• [Problem statement]:
Among the entries below, find every line that contains the string "daha", then copy it.

• [Source data]:
- Opening Delimiter -
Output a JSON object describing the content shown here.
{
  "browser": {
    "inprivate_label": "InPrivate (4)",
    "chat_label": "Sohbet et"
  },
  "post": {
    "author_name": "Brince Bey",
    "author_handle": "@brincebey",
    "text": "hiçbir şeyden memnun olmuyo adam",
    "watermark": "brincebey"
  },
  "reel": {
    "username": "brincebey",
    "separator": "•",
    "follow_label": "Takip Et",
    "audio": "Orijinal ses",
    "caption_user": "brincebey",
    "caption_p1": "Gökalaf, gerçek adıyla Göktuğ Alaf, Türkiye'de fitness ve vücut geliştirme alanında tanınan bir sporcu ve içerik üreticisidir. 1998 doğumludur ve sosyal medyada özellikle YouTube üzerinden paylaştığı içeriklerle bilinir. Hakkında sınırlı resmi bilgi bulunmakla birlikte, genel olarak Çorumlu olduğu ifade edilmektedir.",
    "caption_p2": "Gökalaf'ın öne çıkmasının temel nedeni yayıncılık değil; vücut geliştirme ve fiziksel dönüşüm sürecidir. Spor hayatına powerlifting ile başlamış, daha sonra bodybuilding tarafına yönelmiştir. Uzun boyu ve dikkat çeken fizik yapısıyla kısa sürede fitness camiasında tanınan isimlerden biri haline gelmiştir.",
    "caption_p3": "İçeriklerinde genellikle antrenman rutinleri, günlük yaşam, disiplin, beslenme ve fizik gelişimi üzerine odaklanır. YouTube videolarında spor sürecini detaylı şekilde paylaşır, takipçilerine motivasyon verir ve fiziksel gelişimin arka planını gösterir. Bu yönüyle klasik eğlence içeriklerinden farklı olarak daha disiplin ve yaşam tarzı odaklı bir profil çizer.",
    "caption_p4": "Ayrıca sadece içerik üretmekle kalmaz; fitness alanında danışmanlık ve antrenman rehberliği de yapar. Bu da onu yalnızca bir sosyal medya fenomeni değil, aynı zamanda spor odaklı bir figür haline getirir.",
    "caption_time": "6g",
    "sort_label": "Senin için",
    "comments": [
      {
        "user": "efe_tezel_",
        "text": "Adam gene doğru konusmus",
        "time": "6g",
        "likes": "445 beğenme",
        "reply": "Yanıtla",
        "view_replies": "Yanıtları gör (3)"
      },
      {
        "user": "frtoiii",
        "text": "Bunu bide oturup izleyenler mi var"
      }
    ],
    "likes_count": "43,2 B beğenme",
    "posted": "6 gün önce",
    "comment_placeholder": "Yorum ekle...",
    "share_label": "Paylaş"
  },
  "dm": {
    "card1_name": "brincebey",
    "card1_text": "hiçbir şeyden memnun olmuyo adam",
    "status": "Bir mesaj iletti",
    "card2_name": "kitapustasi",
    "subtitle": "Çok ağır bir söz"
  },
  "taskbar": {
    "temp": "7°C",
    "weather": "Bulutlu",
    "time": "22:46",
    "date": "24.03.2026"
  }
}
- Closing Delimiter -
• [Exercise answer]:
    "caption_p2": "Gökalaf'ın öne çıkmasının temel nedeni yayıncılık değil; vücut geliştirme ve fiziksel dönüşüm sürecidir. Spor hayatına powerlifting ile başlamış, daha sonra bodybuilding tarafına yönelmiştir. Uzun boyu ve dikkat çeken fizik yapısıyla kısa sürede fitness camiasında tanınan isimlerden biri haline gelmiştir.",
    "caption_p3": "İçeriklerinde genellikle antrenman rutinleri, günlük yaşam, disiplin, beslenme ve fizik gelişimi üzerine odaklanır. YouTube videolarında spor sürecini detaylı şekilde paylaşır, takipçilerine motivasyon verir ve fiziksel gelişimin arka planını gösterir. Bu yönüyle klasik eğlence içeriklerinden farklı olarak daha disiplin ve yaşam tarzı odaklı bir profil çizer.",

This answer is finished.